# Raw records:

···

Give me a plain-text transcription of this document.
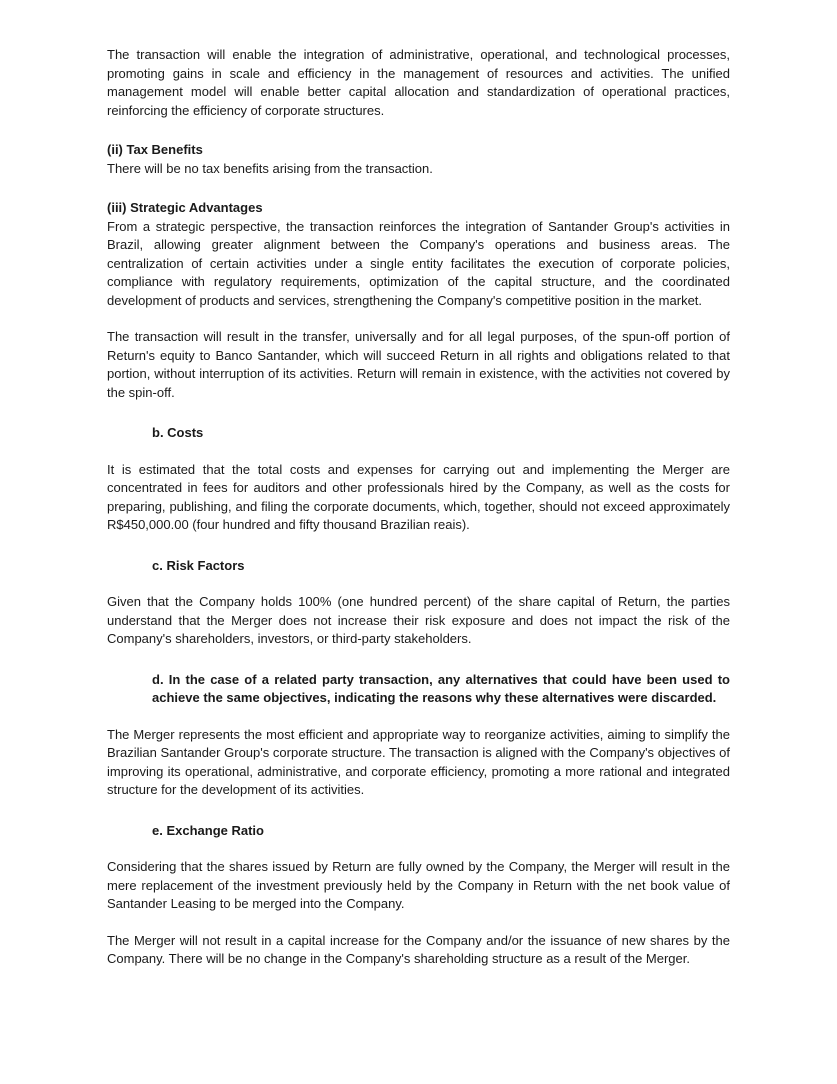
The transaction will enable the integration of administrative, operational, and technological processes, promoting gains in scale and efficiency in the management of resources and activities. The unified management model will enable better capital allocation and standardization of operational practices, reinforcing the efficiency of corporate structures.
(ii) Tax Benefits
There will be no tax benefits arising from the transaction.
(iii) Strategic Advantages
From a strategic perspective, the transaction reinforces the integration of Santander Group's activities in Brazil, allowing greater alignment between the Company's operations and business areas. The centralization of certain activities under a single entity facilitates the execution of corporate policies, compliance with regulatory requirements, optimization of the capital structure, and the coordinated development of products and services, strengthening the Company's competitive position in the market.
The transaction will result in the transfer, universally and for all legal purposes, of the spun-off portion of Return's equity to Banco Santander, which will succeed Return in all rights and obligations related to that portion, without interruption of its activities. Return will remain in existence, with the activities not covered by the spin-off.
b. Costs
It is estimated that the total costs and expenses for carrying out and implementing the Merger are concentrated in fees for auditors and other professionals hired by the Company, as well as the costs for preparing, publishing, and filing the corporate documents, which, together, should not exceed approximately R$450,000.00 (four hundred and fifty thousand Brazilian reais).
c. Risk Factors
Given that the Company holds 100% (one hundred percent) of the share capital of Return, the parties understand that the Merger does not increase their risk exposure and does not impact the risk of the Company's shareholders, investors, or third-party stakeholders.
d. In the case of a related party transaction, any alternatives that could have been used to achieve the same objectives, indicating the reasons why these alternatives were discarded.
The Merger represents the most efficient and appropriate way to reorganize activities, aiming to simplify the Brazilian Santander Group's corporate structure. The transaction is aligned with the Company's objectives of improving its operational, administrative, and corporate efficiency, promoting a more rational and integrated structure for the development of its activities.
e. Exchange Ratio
Considering that the shares issued by Return are fully owned by the Company, the Merger will result in the mere replacement of the investment previously held by the Company in Return with the net book value of Santander Leasing to be merged into the Company.
The Merger will not result in a capital increase for the Company and/or the issuance of new shares by the Company. There will be no change in the Company's shareholding structure as a result of the Merger.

···

Return the listing above unchanged, apart from dropping its pictures.

# SOLUTION TO THE PROBLEM:
Give me a plain-text transcription of this document.
The transaction will enable the integration of administrative, operational, and technological processes, promoting gains in scale and efficiency in the management of resources and activities. The unified management model will enable better capital allocation and standardization of operational practices, reinforcing the efficiency of corporate structures.
(ii) Tax Benefits
There will be no tax benefits arising from the transaction.
(iii) Strategic Advantages
From a strategic perspective, the transaction reinforces the integration of Santander Group's activities in Brazil, allowing greater alignment between the Company's operations and business areas. The centralization of certain activities under a single entity facilitates the execution of corporate policies, compliance with regulatory requirements, optimization of the capital structure, and the coordinated development of products and services, strengthening the Company's competitive position in the market.
The transaction will result in the transfer, universally and for all legal purposes, of the spun-off portion of Return's equity to Banco Santander, which will succeed Return in all rights and obligations related to that portion, without interruption of its activities. Return will remain in existence, with the activities not covered by the spin-off.
b. Costs
It is estimated that the total costs and expenses for carrying out and implementing the Merger are concentrated in fees for auditors and other professionals hired by the Company, as well as the costs for preparing, publishing, and filing the corporate documents, which, together, should not exceed approximately R$450,000.00 (four hundred and fifty thousand Brazilian reais).
c. Risk Factors
Given that the Company holds 100% (one hundred percent) of the share capital of Return, the parties understand that the Merger does not increase their risk exposure and does not impact the risk of the Company's shareholders, investors, or third-party stakeholders.
d. In the case of a related party transaction, any alternatives that could have been used to achieve the same objectives, indicating the reasons why these alternatives were discarded.
The Merger represents the most efficient and appropriate way to reorganize activities, aiming to simplify the Brazilian Santander Group's corporate structure. The transaction is aligned with the Company's objectives of improving its operational, administrative, and corporate efficiency, promoting a more rational and integrated structure for the development of its activities.
e. Exchange Ratio
Considering that the shares issued by Return are fully owned by the Company, the Merger will result in the mere replacement of the investment previously held by the Company in Return with the net book value of Santander Leasing to be merged into the Company.
The Merger will not result in a capital increase for the Company and/or the issuance of new shares by the Company. There will be no change in the Company's shareholding structure as a result of the Merger.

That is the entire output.